THE EXERCISE:
Locate each line containing the string "Cường" and copy it out.
:: RECORDS TO PROCESS
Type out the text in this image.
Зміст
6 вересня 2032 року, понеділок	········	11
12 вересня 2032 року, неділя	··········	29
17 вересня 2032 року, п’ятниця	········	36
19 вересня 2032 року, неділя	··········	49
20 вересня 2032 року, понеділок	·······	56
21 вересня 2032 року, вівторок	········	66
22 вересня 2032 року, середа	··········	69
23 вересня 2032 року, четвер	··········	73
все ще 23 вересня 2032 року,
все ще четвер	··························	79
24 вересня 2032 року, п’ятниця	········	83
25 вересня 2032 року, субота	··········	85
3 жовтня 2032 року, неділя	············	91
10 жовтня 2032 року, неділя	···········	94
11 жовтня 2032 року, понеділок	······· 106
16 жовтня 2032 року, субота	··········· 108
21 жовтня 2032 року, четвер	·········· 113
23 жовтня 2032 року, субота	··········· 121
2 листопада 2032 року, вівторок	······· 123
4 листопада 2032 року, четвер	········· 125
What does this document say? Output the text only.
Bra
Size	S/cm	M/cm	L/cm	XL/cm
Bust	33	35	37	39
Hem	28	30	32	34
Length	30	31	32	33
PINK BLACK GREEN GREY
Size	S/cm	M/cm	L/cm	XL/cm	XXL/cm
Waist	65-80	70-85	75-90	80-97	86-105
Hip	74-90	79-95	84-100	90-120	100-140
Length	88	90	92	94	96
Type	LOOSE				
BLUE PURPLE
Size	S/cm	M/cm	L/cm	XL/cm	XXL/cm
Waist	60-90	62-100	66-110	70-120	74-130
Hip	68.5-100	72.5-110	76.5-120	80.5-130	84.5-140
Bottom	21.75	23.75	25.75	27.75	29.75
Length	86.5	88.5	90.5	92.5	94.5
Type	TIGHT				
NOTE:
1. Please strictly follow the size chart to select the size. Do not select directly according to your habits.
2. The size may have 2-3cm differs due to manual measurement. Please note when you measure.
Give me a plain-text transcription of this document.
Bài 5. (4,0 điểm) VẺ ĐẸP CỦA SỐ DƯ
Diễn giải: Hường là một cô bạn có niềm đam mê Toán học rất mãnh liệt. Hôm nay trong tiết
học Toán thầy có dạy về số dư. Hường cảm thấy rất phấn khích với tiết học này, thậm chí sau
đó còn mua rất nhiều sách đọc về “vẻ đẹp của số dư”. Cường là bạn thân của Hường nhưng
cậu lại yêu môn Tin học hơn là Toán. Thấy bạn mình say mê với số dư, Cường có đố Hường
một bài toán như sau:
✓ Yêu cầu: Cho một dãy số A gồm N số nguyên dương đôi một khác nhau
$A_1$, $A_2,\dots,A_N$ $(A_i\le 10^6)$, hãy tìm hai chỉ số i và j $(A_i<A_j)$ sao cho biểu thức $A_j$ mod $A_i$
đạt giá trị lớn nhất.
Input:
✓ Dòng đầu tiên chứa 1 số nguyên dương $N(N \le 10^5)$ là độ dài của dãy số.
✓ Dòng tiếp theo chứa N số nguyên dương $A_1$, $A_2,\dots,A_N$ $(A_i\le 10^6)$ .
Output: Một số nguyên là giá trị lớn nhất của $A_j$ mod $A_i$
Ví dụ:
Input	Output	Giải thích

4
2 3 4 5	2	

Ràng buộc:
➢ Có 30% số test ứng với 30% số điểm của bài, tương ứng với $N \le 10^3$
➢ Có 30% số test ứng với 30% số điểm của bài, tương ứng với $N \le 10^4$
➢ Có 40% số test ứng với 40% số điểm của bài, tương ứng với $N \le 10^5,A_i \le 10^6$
::::
TASK OUTPUT:
đó còn mua rất nhiều sách đọc về “vẻ đẹp của số dư”. Cường là bạn thân của Hường nhưng
cậu lại yêu môn Tin học hơn là Toán. Thấy bạn mình say mê với số dư, Cường có đố Hường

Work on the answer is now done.